## WHAT THE TASK REQUIRES
Quote every line as given.
·····
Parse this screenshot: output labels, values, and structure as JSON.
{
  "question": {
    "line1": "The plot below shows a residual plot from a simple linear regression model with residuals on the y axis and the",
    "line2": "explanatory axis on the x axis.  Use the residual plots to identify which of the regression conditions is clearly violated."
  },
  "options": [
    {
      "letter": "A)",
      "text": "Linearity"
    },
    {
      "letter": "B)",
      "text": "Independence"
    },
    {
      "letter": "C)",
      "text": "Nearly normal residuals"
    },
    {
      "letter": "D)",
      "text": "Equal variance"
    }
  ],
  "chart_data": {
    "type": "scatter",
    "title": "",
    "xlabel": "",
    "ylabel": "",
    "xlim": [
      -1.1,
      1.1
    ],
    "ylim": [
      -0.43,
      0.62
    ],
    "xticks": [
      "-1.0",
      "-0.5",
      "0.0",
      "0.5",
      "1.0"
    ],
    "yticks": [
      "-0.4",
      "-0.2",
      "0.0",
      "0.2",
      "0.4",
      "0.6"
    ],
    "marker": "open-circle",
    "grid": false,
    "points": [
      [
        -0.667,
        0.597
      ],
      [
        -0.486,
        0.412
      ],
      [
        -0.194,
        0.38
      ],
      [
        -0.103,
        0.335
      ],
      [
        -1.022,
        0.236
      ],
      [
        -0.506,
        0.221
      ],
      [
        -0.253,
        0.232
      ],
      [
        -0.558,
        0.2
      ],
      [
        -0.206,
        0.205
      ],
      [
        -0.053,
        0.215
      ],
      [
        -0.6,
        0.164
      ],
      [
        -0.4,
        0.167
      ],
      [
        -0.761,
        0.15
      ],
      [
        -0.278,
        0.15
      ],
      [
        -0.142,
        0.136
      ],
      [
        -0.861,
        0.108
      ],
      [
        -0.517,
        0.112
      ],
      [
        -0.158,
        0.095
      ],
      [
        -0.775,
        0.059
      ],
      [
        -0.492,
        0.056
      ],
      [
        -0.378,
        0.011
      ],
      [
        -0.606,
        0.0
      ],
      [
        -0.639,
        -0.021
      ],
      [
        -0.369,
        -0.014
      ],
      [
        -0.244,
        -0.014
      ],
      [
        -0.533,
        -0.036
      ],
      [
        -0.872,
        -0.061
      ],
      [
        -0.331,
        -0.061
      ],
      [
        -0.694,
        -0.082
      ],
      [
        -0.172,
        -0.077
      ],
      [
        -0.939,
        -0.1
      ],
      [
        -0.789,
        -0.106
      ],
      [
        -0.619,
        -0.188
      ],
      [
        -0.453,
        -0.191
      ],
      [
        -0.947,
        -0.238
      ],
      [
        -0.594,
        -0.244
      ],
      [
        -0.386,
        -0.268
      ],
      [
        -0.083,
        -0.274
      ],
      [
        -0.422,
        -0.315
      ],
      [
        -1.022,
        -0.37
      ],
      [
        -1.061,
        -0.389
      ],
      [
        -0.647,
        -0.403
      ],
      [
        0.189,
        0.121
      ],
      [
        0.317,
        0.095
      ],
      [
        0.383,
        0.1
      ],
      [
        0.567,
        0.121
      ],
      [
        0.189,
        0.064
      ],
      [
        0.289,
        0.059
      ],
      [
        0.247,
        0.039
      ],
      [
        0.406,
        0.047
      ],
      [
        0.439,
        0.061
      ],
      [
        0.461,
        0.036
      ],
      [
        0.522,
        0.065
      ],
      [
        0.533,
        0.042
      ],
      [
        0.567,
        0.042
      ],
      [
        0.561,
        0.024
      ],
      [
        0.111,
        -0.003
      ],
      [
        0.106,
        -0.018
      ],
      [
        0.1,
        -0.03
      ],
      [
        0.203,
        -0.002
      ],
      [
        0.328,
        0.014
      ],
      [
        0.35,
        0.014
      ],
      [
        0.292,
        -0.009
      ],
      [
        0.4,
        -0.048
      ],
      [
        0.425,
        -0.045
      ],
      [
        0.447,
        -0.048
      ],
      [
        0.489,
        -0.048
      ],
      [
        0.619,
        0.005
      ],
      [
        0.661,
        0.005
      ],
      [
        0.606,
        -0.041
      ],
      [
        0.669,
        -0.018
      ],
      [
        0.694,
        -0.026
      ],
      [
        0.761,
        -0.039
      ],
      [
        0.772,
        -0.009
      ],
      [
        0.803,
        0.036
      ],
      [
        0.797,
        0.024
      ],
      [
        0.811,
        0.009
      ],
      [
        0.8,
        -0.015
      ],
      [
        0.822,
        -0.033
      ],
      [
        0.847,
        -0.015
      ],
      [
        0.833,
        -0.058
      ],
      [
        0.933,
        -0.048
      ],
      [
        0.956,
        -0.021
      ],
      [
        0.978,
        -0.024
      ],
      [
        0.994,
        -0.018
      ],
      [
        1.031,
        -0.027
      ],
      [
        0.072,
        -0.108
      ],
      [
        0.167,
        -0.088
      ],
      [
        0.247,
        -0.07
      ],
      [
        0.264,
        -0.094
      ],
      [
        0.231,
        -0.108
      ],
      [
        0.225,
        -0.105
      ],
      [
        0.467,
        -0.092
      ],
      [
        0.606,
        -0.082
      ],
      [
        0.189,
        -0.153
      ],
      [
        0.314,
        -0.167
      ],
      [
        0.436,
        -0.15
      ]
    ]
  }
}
·····
## COMPLETED EXERCISE
Parse this screenshot: output labels, values, and structure as JSON.
{
  "question": {
    "line1": "The plot below shows a residual plot from a simple linear regression model with residuals on the y axis and the",
    "line2": "explanatory axis on the x axis.  Use the residual plots to identify which of the regression conditions is clearly violated."
  },
  "options": [
    {
      "letter": "A)",
      "text": "Linearity"
    },
    {
      "letter": "B)",
      "text": "Independence"
    },
    {
      "letter": "C)",
      "text": "Nearly normal residuals"
    },
    {
      "letter": "D)",
      "text": "Equal variance"
    }
  ],
  "chart_data": {
    "type": "scatter",
    "title": "",
    "xlabel": "",
    "ylabel": "",
    "xlim": [
      -1.1,
      1.1
    ],
    "ylim": [
      -0.43,
      0.62
    ],
    "xticks": [
      "-1.0",
      "-0.5",
      "0.0",
      "0.5",
      "1.0"
    ],
    "yticks": [
      "-0.4",
      "-0.2",
      "0.0",
      "0.2",
      "0.4",
      "0.6"
    ],
    "marker": "open-circle",
    "grid": false,
    "points": [
      [
        -0.667,
        0.597
      ],
      [
        -0.486,
        0.412
      ],
      [
        -0.194,
        0.38
      ],
      [
        -0.103,
        0.335
      ],
      [
        -1.022,
        0.236
      ],
      [
        -0.506,
        0.221
      ],
      [
        -0.253,
        0.232
      ],
      [
        -0.558,
        0.2
      ],
      [
        -0.206,
        0.205
      ],
      [
        -0.053,
        0.215
      ],
      [
        -0.6,
        0.164
      ],
      [
        -0.4,
        0.167
      ],
      [
        -0.761,
        0.15
      ],
      [
        -0.278,
        0.15
      ],
      [
        -0.142,
        0.136
      ],
      [
        -0.861,
        0.108
      ],
      [
        -0.517,
        0.112
      ],
      [
        -0.158,
        0.095
      ],
      [
        -0.775,
        0.059
      ],
      [
        -0.492,
        0.056
      ],
      [
        -0.378,
        0.011
      ],
      [
        -0.606,
        0.0
      ],
      [
        -0.639,
        -0.021
      ],
      [
        -0.369,
        -0.014
      ],
      [
        -0.244,
        -0.014
      ],
      [
        -0.533,
        -0.036
      ],
      [
        -0.872,
        -0.061
      ],
      [
        -0.331,
        -0.061
      ],
      [
        -0.694,
        -0.082
      ],
      [
        -0.172,
        -0.077
      ],
      [
        -0.939,
        -0.1
      ],
      [
        -0.789,
        -0.106
      ],
      [
        -0.619,
        -0.188
      ],
      [
        -0.453,
        -0.191
      ],
      [
        -0.947,
        -0.238
      ],
      [
        -0.594,
        -0.244
      ],
      [
        -0.386,
        -0.268
      ],
      [
        -0.083,
        -0.274
      ],
      [
        -0.422,
        -0.315
      ],
      [
        -1.022,
        -0.37
      ],
      [
        -1.061,
        -0.389
      ],
      [
        -0.647,
        -0.403
      ],
      [
        0.189,
        0.121
      ],
      [
        0.317,
        0.095
      ],
      [
        0.383,
        0.1
      ],
      [
        0.567,
        0.121
      ],
      [
        0.189,
        0.064
      ],
      [
        0.289,
        0.059
      ],
      [
        0.247,
        0.039
      ],
      [
        0.406,
        0.047
      ],
      [
        0.439,
        0.061
      ],
      [
        0.461,
        0.036
      ],
      [
        0.522,
        0.065
      ],
      [
        0.533,
        0.042
      ],
      [
        0.567,
        0.042
      ],
      [
        0.561,
        0.024
      ],
      [
        0.111,
        -0.003
      ],
      [
        0.106,
        -0.018
      ],
      [
        0.1,
        -0.03
      ],
      [
        0.203,
        -0.002
      ],
      [
        0.328,
        0.014
      ],
      [
        0.35,
        0.014
      ],
      [
        0.292,
        -0.009
      ],
      [
        0.4,
        -0.048
      ],
      [
        0.425,
        -0.045
      ],
      [
        0.447,
        -0.048
      ],
      [
        0.489,
        -0.048
      ],
      [
        0.619,
        0.005
      ],
      [
        0.661,
        0.005
      ],
      [
        0.606,
        -0.041
      ],
      [
        0.669,
        -0.018
      ],
      [
        0.694,
        -0.026
      ],
      [
        0.761,
        -0.039
      ],
      [
        0.772,
        -0.009
      ],
      [
        0.803,
        0.036
      ],
      [
        0.797,
        0.024
      ],
      [
        0.811,
        0.009
      ],
      [
        0.8,
        -0.015
      ],
      [
        0.822,
        -0.033
      ],
      [
        0.847,
        -0.015
      ],
      [
        0.833,
        -0.058
      ],
      [
        0.933,
        -0.048
      ],
      [
        0.956,
        -0.021
      ],
      [
        0.978,
        -0.024
      ],
      [
        0.994,
        -0.018
      ],
      [
        1.031,
        -0.027
      ],
      [
        0.072,
        -0.108
      ],
      [
        0.167,
        -0.088
      ],
      [
        0.247,
        -0.07
      ],
      [
        0.264,
        -0.094
      ],
      [
        0.231,
        -0.108
      ],
      [
        0.225,
        -0.105
      ],
      [
        0.467,
        -0.092
      ],
      [
        0.606,
        -0.082
      ],
      [
        0.189,
        -0.153
      ],
      [
        0.314,
        -0.167
      ],
      [
        0.436,
        -0.15
      ]
    ]
  }
}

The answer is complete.